» **CONSIGNE**: Recopiez sans aucune modification toutes les lignes du listing ci-dessous.
___ SUPPORT DE TRAVAIL ___
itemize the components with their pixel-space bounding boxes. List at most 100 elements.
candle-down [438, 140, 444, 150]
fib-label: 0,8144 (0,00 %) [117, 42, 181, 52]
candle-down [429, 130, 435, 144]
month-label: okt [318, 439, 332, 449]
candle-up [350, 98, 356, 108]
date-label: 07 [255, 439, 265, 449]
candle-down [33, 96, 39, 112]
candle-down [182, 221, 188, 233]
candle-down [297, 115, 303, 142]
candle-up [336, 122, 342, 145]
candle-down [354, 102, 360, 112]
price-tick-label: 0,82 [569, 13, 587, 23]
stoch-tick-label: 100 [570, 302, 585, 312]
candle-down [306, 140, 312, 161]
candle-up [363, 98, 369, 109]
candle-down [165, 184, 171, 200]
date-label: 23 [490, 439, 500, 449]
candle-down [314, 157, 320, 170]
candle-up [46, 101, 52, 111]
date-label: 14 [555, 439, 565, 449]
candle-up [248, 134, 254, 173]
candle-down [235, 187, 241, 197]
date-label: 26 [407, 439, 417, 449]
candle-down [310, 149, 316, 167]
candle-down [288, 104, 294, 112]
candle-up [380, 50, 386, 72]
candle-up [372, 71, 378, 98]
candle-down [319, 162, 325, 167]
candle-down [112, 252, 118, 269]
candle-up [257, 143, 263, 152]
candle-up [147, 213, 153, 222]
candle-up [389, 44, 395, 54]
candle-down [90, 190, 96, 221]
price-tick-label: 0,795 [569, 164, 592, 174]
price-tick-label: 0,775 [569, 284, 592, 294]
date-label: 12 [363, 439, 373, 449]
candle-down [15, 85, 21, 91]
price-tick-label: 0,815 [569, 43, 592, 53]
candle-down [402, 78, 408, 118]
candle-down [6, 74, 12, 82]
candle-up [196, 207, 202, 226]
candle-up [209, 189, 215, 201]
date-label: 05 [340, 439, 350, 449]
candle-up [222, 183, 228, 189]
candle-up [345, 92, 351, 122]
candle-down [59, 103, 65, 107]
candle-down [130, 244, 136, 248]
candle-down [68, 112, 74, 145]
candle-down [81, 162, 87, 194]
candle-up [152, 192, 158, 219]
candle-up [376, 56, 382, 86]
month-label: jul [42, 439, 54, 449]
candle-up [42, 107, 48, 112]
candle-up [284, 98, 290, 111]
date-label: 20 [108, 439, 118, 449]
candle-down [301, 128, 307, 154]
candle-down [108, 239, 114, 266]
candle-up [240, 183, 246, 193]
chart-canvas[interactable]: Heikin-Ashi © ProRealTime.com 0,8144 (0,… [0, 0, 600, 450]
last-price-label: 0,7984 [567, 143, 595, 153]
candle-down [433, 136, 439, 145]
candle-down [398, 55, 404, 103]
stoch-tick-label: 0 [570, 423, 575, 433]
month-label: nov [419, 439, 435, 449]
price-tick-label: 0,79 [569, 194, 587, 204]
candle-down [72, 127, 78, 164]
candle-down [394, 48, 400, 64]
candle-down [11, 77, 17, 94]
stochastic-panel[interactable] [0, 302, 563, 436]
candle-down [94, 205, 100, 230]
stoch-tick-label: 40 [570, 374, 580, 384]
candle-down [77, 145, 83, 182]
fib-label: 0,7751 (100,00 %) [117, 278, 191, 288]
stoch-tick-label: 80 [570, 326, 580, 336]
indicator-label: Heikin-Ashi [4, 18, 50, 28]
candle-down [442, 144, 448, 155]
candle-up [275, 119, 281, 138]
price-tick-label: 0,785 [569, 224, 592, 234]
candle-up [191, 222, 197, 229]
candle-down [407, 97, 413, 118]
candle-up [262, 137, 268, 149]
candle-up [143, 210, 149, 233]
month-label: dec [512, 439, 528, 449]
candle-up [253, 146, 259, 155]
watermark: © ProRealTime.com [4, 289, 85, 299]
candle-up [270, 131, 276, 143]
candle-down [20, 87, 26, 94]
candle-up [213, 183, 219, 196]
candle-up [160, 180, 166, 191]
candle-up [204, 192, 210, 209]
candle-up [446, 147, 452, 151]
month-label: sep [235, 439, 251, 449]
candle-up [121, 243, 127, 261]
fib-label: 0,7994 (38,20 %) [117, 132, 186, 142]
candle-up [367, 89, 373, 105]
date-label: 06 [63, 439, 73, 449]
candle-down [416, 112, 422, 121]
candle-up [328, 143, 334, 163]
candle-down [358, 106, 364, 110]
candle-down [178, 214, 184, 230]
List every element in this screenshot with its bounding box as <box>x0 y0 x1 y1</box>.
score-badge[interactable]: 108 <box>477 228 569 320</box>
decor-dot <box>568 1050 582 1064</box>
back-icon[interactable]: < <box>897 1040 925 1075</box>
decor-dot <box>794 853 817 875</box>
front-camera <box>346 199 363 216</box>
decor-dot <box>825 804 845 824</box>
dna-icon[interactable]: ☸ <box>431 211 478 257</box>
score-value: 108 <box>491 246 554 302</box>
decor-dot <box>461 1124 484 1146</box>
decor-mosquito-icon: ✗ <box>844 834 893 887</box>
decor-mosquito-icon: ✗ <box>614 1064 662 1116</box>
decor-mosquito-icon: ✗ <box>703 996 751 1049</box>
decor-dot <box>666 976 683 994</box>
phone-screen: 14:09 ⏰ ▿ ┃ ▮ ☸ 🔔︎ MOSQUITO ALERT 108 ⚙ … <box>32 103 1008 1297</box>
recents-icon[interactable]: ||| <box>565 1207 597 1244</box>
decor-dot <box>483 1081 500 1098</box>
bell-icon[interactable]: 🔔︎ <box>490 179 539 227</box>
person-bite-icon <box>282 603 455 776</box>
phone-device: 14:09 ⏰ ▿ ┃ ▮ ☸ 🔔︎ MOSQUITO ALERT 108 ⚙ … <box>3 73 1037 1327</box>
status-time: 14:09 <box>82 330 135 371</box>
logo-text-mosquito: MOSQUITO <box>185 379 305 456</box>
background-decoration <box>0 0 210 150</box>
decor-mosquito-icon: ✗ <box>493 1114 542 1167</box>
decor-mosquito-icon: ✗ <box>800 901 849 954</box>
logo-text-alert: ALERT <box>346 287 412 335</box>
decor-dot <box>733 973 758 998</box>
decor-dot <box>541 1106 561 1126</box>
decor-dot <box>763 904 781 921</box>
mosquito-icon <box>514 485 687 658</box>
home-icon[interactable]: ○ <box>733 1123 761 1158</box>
___
» **CORRIGÉ COMPLET**:
itemize the components with their pixel-space bounding boxes. List at most 100 elements.
candle-down [438, 140, 444, 150]
fib-label: 0,8144 (0,00 %) [117, 42, 181, 52]
candle-down [429, 130, 435, 144]
month-label: okt [318, 439, 332, 449]
candle-up [350, 98, 356, 108]
date-label: 07 [255, 439, 265, 449]
candle-down [33, 96, 39, 112]
candle-down [182, 221, 188, 233]
candle-down [297, 115, 303, 142]
candle-up [336, 122, 342, 145]
candle-down [354, 102, 360, 112]
price-tick-label: 0,82 [569, 13, 587, 23]
stoch-tick-label: 100 [570, 302, 585, 312]
candle-down [306, 140, 312, 161]
candle-up [363, 98, 369, 109]
candle-down [165, 184, 171, 200]
date-label: 23 [490, 439, 500, 449]
candle-down [314, 157, 320, 170]
candle-up [46, 101, 52, 111]
date-label: 14 [555, 439, 565, 449]
candle-up [248, 134, 254, 173]
candle-down [235, 187, 241, 197]
date-label: 26 [407, 439, 417, 449]
candle-down [310, 149, 316, 167]
candle-down [288, 104, 294, 112]
candle-up [380, 50, 386, 72]
candle-up [372, 71, 378, 98]
candle-down [319, 162, 325, 167]
candle-down [112, 252, 118, 269]
candle-up [257, 143, 263, 152]
candle-up [147, 213, 153, 222]
candle-up [389, 44, 395, 54]
candle-down [90, 190, 96, 221]
price-tick-label: 0,795 [569, 164, 592, 174]
price-tick-label: 0,775 [569, 284, 592, 294]
date-label: 12 [363, 439, 373, 449]
candle-down [15, 85, 21, 91]
price-tick-label: 0,815 [569, 43, 592, 53]
candle-down [402, 78, 408, 118]
candle-down [6, 74, 12, 82]
candle-up [196, 207, 202, 226]
candle-up [209, 189, 215, 201]
date-label: 05 [340, 439, 350, 449]
candle-up [222, 183, 228, 189]
candle-up [345, 92, 351, 122]
candle-down [59, 103, 65, 107]
candle-down [130, 244, 136, 248]
candle-down [68, 112, 74, 145]
candle-down [81, 162, 87, 194]
candle-up [152, 192, 158, 219]
candle-up [376, 56, 382, 86]
month-label: jul [42, 439, 54, 449]
candle-up [42, 107, 48, 112]
candle-up [284, 98, 290, 111]
date-label: 20 [108, 439, 118, 449]
candle-down [301, 128, 307, 154]
candle-down [108, 239, 114, 266]
candle-up [240, 183, 246, 193]
chart-canvas[interactable]: Heikin-Ashi © ProRealTime.com 0,8144 (0,… [0, 0, 600, 450]
last-price-label: 0,7984 [567, 143, 595, 153]
candle-down [433, 136, 439, 145]
candle-down [398, 55, 404, 103]
stoch-tick-label: 0 [570, 423, 575, 433]
month-label: nov [419, 439, 435, 449]
price-tick-label: 0,79 [569, 194, 587, 204]
candle-down [72, 127, 78, 164]
candle-down [394, 48, 400, 64]
candle-down [11, 77, 17, 94]
stochastic-panel[interactable] [0, 302, 563, 436]
candle-down [94, 205, 100, 230]
stoch-tick-label: 40 [570, 374, 580, 384]
candle-down [77, 145, 83, 182]
fib-label: 0,7751 (100,00 %) [117, 278, 191, 288]
stoch-tick-label: 80 [570, 326, 580, 336]
indicator-label: Heikin-Ashi [4, 18, 50, 28]
candle-down [442, 144, 448, 155]
candle-up [275, 119, 281, 138]
price-tick-label: 0,785 [569, 224, 592, 234]
candle-up [191, 222, 197, 229]
candle-down [407, 97, 413, 118]
candle-up [262, 137, 268, 149]
candle-up [143, 210, 149, 233]
month-label: dec [512, 439, 528, 449]
candle-up [253, 146, 259, 155]
watermark: © ProRealTime.com [4, 289, 85, 299]
candle-up [270, 131, 276, 143]
candle-down [20, 87, 26, 94]
candle-up [213, 183, 219, 196]
candle-up [160, 180, 166, 191]
candle-up [204, 192, 210, 209]
candle-up [446, 147, 452, 151]
month-label: sep [235, 439, 251, 449]
candle-up [121, 243, 127, 261]
fib-label: 0,7994 (38,20 %) [117, 132, 186, 142]
candle-up [367, 89, 373, 105]
date-label: 06 [63, 439, 73, 449]
candle-down [416, 112, 422, 121]
candle-up [328, 143, 334, 163]
candle-down [358, 106, 364, 110]
candle-down [178, 214, 184, 230]
List every element in this screenshot with its bounding box as <box>x0 y0 x1 y1</box>.
score-badge[interactable]: 108 <box>477 228 569 320</box>
decor-dot <box>568 1050 582 1064</box>
back-icon[interactable]: < <box>897 1040 925 1075</box>
decor-dot <box>794 853 817 875</box>
front-camera <box>346 199 363 216</box>
decor-dot <box>825 804 845 824</box>
dna-icon[interactable]: ☸ <box>431 211 478 257</box>
score-value: 108 <box>491 246 554 302</box>
decor-dot <box>461 1124 484 1146</box>
decor-mosquito-icon: ✗ <box>844 834 893 887</box>
decor-mosquito-icon: ✗ <box>614 1064 662 1116</box>
decor-mosquito-icon: ✗ <box>703 996 751 1049</box>
decor-dot <box>666 976 683 994</box>
phone-screen: 14:09 ⏰ ▿ ┃ ▮ ☸ 🔔︎ MOSQUITO ALERT 108 ⚙ … <box>32 103 1008 1297</box>
recents-icon[interactable]: ||| <box>565 1207 597 1244</box>
decor-dot <box>483 1081 500 1098</box>
bell-icon[interactable]: 🔔︎ <box>490 179 539 227</box>
person-bite-icon <box>282 603 455 776</box>
phone-device: 14:09 ⏰ ▿ ┃ ▮ ☸ 🔔︎ MOSQUITO ALERT 108 ⚙ … <box>3 73 1037 1327</box>
status-time: 14:09 <box>82 330 135 371</box>
logo-text-mosquito: MOSQUITO <box>185 379 305 456</box>
background-decoration <box>0 0 210 150</box>
decor-mosquito-icon: ✗ <box>493 1114 542 1167</box>
decor-mosquito-icon: ✗ <box>800 901 849 954</box>
logo-text-alert: ALERT <box>346 287 412 335</box>
decor-dot <box>733 973 758 998</box>
decor-dot <box>541 1106 561 1126</box>
decor-dot <box>763 904 781 921</box>
mosquito-icon <box>514 485 687 658</box>
home-icon[interactable]: ○ <box>733 1123 761 1158</box>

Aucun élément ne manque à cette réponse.